Check each line of the listing, and copy it if it contains the word "dianggap".

Dataset entries:
***
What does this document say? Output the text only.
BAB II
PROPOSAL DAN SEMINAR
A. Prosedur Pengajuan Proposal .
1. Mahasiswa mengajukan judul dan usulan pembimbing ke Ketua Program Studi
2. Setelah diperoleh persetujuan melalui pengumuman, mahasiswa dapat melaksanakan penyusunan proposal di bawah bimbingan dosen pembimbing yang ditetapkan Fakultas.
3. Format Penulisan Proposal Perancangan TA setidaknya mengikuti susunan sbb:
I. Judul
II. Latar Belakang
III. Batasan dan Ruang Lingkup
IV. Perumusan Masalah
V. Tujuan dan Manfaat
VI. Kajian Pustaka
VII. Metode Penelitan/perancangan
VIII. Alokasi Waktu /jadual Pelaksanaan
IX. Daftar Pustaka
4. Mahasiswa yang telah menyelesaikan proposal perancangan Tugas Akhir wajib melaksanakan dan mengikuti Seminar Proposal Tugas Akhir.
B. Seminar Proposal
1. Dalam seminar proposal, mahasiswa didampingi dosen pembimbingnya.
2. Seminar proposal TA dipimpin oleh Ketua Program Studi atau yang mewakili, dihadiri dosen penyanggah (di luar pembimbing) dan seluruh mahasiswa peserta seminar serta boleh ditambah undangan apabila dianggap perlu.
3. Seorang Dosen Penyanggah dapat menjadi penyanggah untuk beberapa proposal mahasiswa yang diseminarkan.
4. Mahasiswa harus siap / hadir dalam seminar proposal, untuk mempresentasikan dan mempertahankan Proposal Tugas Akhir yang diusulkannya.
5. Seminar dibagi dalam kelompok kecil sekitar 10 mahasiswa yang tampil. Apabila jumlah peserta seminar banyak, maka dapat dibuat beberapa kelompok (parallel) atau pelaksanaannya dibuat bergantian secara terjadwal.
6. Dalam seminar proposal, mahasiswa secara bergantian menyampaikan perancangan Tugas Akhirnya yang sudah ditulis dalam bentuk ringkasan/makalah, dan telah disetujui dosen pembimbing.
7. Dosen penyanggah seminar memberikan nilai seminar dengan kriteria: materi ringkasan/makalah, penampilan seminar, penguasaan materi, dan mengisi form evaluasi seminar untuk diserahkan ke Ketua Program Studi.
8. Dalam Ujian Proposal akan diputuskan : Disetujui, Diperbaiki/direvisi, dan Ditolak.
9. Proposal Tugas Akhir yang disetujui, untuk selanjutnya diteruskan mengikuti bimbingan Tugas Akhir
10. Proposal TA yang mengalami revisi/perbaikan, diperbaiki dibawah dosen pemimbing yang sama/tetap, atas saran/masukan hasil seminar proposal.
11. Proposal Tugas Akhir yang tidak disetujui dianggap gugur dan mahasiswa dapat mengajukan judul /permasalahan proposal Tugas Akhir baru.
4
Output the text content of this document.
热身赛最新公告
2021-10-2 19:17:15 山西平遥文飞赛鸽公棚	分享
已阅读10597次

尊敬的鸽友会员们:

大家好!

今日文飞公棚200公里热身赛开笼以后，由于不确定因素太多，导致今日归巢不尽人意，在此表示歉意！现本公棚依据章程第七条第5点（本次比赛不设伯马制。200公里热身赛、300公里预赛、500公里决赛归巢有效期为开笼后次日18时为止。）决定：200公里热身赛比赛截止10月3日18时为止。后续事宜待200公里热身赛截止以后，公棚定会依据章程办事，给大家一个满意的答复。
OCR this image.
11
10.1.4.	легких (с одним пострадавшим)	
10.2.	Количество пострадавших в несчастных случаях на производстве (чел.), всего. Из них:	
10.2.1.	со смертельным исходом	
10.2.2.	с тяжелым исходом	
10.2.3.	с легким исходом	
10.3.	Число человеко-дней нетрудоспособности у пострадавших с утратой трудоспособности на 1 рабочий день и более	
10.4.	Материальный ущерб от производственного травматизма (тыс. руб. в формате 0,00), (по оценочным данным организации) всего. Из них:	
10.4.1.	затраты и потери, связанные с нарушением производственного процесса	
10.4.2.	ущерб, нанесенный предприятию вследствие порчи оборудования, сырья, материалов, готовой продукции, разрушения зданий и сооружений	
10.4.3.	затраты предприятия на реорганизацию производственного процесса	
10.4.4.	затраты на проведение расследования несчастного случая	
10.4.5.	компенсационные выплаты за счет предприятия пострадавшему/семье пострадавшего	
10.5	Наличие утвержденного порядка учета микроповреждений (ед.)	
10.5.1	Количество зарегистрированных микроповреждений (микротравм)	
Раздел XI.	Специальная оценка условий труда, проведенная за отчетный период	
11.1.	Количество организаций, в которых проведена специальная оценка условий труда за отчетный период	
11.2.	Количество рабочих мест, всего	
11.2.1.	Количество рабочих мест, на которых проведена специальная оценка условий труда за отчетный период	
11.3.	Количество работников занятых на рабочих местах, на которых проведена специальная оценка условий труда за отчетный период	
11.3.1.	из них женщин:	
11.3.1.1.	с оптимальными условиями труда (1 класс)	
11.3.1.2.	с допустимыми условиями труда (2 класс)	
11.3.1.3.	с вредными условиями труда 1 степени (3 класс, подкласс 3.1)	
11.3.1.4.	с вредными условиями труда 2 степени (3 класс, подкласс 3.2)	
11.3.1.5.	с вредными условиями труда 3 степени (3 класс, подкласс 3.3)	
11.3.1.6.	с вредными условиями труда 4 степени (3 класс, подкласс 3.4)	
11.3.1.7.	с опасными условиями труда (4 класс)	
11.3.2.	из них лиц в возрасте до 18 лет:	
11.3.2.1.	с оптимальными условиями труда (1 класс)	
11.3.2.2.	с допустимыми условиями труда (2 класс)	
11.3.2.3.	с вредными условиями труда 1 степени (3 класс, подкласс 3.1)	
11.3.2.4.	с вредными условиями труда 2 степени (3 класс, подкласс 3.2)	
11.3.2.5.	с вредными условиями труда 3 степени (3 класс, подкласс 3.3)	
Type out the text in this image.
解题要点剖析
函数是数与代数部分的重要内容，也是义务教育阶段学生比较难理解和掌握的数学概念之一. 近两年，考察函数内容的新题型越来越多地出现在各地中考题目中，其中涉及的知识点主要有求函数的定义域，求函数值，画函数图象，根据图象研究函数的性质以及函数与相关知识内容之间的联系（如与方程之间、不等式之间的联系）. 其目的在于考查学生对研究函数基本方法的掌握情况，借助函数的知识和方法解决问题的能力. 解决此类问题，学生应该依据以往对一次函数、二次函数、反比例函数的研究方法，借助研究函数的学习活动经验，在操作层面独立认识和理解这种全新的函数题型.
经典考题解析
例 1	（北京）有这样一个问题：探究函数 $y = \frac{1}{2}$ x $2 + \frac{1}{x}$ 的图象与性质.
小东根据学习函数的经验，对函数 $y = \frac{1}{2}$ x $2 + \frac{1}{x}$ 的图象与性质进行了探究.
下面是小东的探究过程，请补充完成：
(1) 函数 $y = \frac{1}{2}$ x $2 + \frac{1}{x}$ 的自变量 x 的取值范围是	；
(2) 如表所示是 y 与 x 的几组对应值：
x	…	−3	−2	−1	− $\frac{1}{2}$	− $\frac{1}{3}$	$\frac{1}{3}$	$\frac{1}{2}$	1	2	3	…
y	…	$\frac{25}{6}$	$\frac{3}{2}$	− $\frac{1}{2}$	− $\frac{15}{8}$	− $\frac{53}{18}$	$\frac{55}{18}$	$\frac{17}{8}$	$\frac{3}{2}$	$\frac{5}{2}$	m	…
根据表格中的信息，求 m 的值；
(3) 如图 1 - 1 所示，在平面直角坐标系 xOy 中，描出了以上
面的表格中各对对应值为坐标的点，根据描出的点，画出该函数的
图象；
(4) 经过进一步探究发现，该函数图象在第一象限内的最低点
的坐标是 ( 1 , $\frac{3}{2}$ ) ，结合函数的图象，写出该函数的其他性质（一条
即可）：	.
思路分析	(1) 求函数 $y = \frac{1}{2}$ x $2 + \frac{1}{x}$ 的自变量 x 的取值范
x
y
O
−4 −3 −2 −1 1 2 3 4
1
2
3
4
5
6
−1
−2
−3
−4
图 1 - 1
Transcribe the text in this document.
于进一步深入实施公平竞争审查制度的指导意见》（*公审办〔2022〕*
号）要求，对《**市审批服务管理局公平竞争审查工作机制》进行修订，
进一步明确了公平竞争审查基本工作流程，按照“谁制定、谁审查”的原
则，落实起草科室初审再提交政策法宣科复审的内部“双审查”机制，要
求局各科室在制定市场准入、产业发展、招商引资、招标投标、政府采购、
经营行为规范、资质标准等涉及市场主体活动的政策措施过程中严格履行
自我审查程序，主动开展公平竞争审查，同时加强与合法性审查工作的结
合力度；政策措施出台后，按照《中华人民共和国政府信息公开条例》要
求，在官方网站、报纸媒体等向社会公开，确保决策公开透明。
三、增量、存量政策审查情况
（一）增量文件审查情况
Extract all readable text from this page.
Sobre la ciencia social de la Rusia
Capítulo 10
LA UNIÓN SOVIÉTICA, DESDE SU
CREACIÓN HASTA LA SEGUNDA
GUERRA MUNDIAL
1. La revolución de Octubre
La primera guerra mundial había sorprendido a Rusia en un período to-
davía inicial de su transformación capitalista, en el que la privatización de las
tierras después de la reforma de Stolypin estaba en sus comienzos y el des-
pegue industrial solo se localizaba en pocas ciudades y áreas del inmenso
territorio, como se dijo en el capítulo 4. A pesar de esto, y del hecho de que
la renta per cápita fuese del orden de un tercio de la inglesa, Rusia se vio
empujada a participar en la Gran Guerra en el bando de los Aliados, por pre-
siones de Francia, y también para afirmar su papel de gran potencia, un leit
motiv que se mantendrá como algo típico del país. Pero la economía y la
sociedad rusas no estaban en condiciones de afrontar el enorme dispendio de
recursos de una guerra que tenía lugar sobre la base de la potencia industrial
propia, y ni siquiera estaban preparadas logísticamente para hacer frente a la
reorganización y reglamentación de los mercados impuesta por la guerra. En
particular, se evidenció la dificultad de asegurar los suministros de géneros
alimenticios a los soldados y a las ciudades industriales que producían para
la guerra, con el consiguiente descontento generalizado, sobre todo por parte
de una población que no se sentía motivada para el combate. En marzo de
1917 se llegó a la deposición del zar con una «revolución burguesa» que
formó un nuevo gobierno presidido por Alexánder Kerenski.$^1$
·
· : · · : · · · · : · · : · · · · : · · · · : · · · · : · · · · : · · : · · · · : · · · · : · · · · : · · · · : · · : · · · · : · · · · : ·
***
### Solution for this exercise
2. Seminar proposal TA dipimpin oleh Ketua Program Studi atau yang mewakili, dihadiri dosen penyanggah (di luar pembimbing) dan seluruh mahasiswa peserta seminar serta boleh ditambah undangan apabila dianggap perlu.
11. Proposal Tugas Akhir yang tidak disetujui dianggap gugur dan mahasiswa dapat mengajukan judul /permasalahan proposal Tugas Akhir baru.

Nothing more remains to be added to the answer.